Start of DATA FOR THE TASK
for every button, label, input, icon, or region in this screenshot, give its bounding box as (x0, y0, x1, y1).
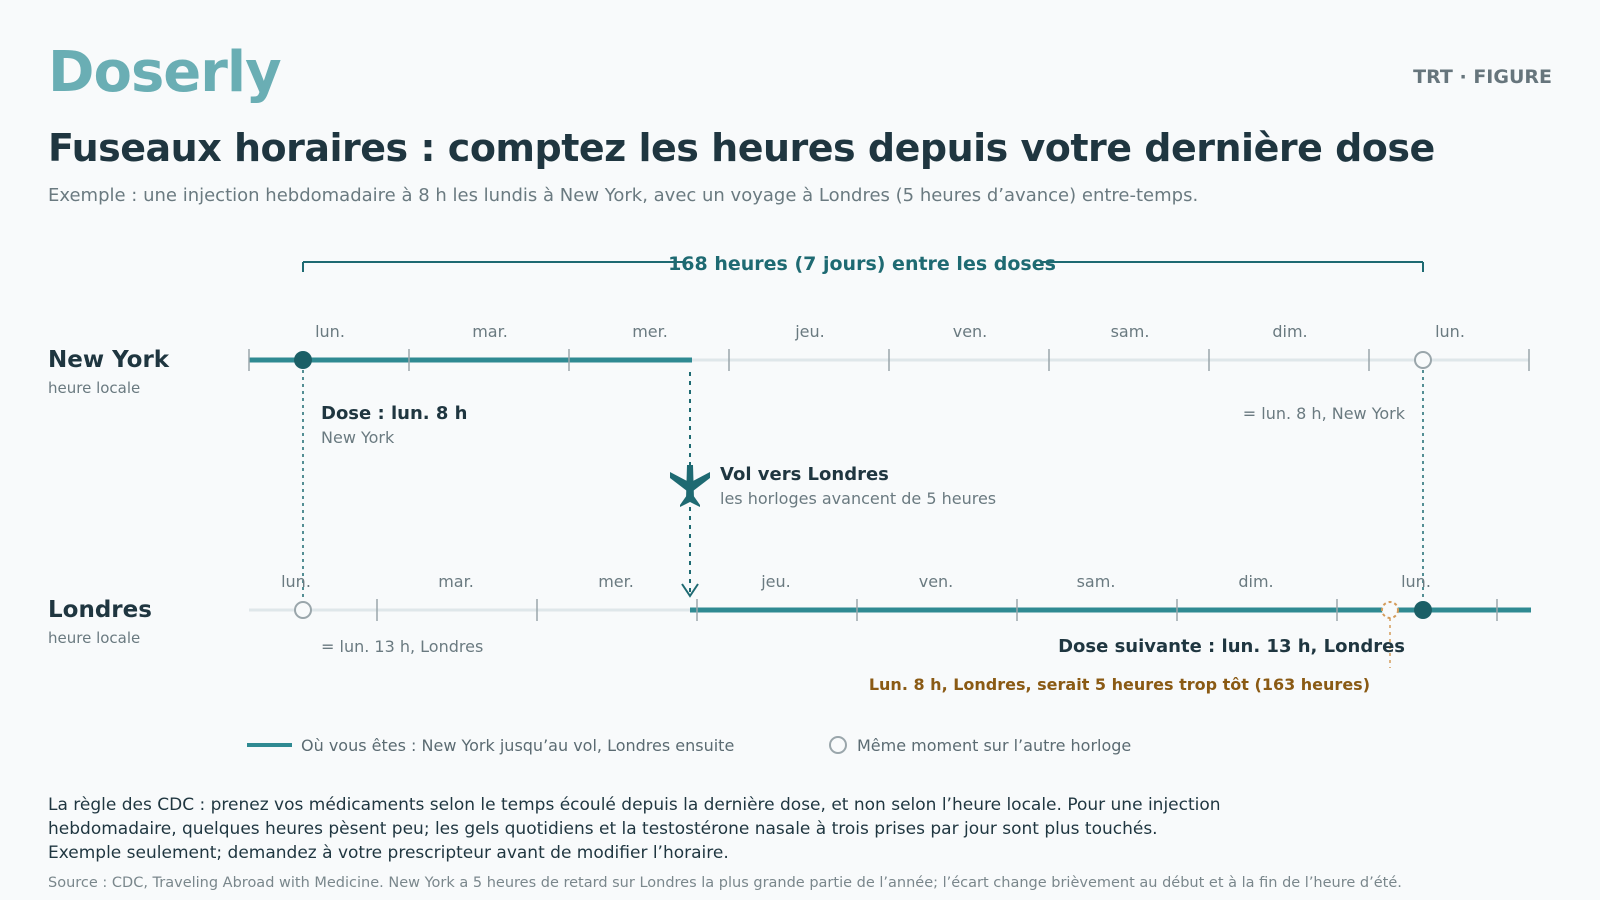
day-label: dim. (1272, 322, 1307, 341)
flight-arrow-head (681, 583, 699, 598)
london-label: Londres (48, 597, 152, 623)
figure-tag: TRT · FIGURE (1413, 66, 1552, 88)
legend-circle-label: Même moment sur l’autre horloge (857, 736, 1131, 755)
rule-line: Exemple seulement; demandez à votre pres… (48, 843, 729, 863)
london-sublabel: heure locale (48, 629, 140, 647)
day-label: ven. (919, 572, 954, 591)
day-label: lun. (1435, 322, 1465, 341)
legend-line-label: Où vous êtes : New York jusqu’au vol, Lo… (301, 736, 734, 755)
page-title: Fuseaux horaires : comptez les heures de… (48, 126, 1435, 170)
day-label: sam. (1077, 572, 1116, 591)
new-york-label: New York (48, 347, 170, 373)
day-label: mar. (472, 322, 508, 341)
dose-title: Dose : lun. 8 h (321, 403, 467, 424)
dose-place: New York (321, 428, 395, 447)
cdc-rule-text: La règle des CDC : prenez vos médicament… (48, 793, 1308, 865)
too-early-warning: Lun. 8 h, Londres, serait 5 heures trop … (869, 675, 1370, 694)
day-label: lun. (315, 322, 345, 341)
span-label: 168 heures (7 jours) entre les doses (668, 253, 1056, 275)
new-york-equivalent-note: = lun. 8 h, New York (1243, 404, 1406, 423)
day-label: mer. (632, 322, 668, 341)
new-york-ticks (248, 349, 1530, 371)
new-york-equivalent-marker (1414, 351, 1432, 369)
london-equivalent-note: = lun. 13 h, Londres (321, 637, 483, 656)
source-note: Source : CDC, Traveling Abroad with Medi… (48, 875, 1402, 891)
next-dose-note: Dose suivante : lun. 13 h, Londres (1058, 636, 1405, 657)
legend-circle-swatch (829, 736, 847, 754)
london-timeline: Londres heure locale lun. mar. mer. jeu. ven… (48, 572, 1531, 668)
new-york-sublabel: heure locale (48, 379, 140, 397)
flight-subtitle: les horloges avancent de 5 heures (720, 489, 996, 508)
rule-line: hebdomadaire, quelques heures pèsent peu… (48, 819, 1158, 839)
day-label: dim. (1238, 572, 1273, 591)
day-label: mar. (438, 572, 474, 591)
flight-title: Vol vers Londres (720, 464, 889, 485)
too-early-marker (1381, 601, 1399, 619)
airplane-icon (670, 465, 710, 507)
day-label: sam. (1111, 322, 1150, 341)
new-york-timeline: New York heure locale lun. mar. mer. jeu. ve… (48, 322, 1530, 397)
new-york-day-labels: lun. mar. mer. jeu. ven. sam. dim. lun. (315, 322, 1465, 341)
day-label: lun. (1401, 572, 1431, 591)
day-label: jeu. (794, 322, 825, 341)
day-label: jeu. (760, 572, 791, 591)
legend: Où vous êtes : New York jusqu’au vol, Lo… (247, 736, 1131, 755)
brand-logo: Doserly (48, 40, 282, 105)
next-dose-marker (1414, 601, 1432, 619)
day-label: mer. (598, 572, 634, 591)
london-ticks (376, 599, 1498, 621)
london-equivalent-marker (294, 601, 312, 619)
rule-line: La règle des CDC : prenez vos médicament… (48, 795, 1221, 815)
span-bracket: 168 heures (7 jours) entre les doses (302, 253, 1424, 275)
day-label: lun. (281, 572, 311, 591)
london-day-labels: lun. mar. mer. jeu. ven. sam. dim. lun. (281, 572, 1431, 591)
dose-marker (294, 351, 312, 369)
page-subtitle: Exemple : une injection hebdomadaire à 8… (48, 185, 1199, 206)
day-label: ven. (953, 322, 988, 341)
End of DATA FOR THE TASK
Copy the records from the line containing "day-label: dim. (1272, 322, 1307, 341)" through the line containing "day-label: lun. (315, 322, 345, 341)", exactly as they appear, with nothing else.

day-label: dim. (1272, 322, 1307, 341)
flight-arrow-head (681, 583, 699, 598)
london-label: Londres (48, 597, 152, 623)
figure-tag: TRT · FIGURE (1413, 66, 1552, 88)
legend-circle-label: Même moment sur l’autre horloge (857, 736, 1131, 755)
rule-line: Exemple seulement; demandez à votre pres… (48, 843, 729, 863)
london-sublabel: heure locale (48, 629, 140, 647)
day-label: ven. (919, 572, 954, 591)
day-label: lun. (1435, 322, 1465, 341)
legend-line-label: Où vous êtes : New York jusqu’au vol, Lo… (301, 736, 734, 755)
page-title: Fuseaux horaires : comptez les heures de… (48, 126, 1435, 170)
day-label: sam. (1077, 572, 1116, 591)
new-york-label: New York (48, 347, 170, 373)
day-label: mar. (472, 322, 508, 341)
dose-title: Dose : lun. 8 h (321, 403, 467, 424)
dose-place: New York (321, 428, 395, 447)
cdc-rule-text: La règle des CDC : prenez vos médicament… (48, 793, 1308, 865)
too-early-warning: Lun. 8 h, Londres, serait 5 heures trop … (869, 675, 1370, 694)
day-label: lun. (315, 322, 345, 341)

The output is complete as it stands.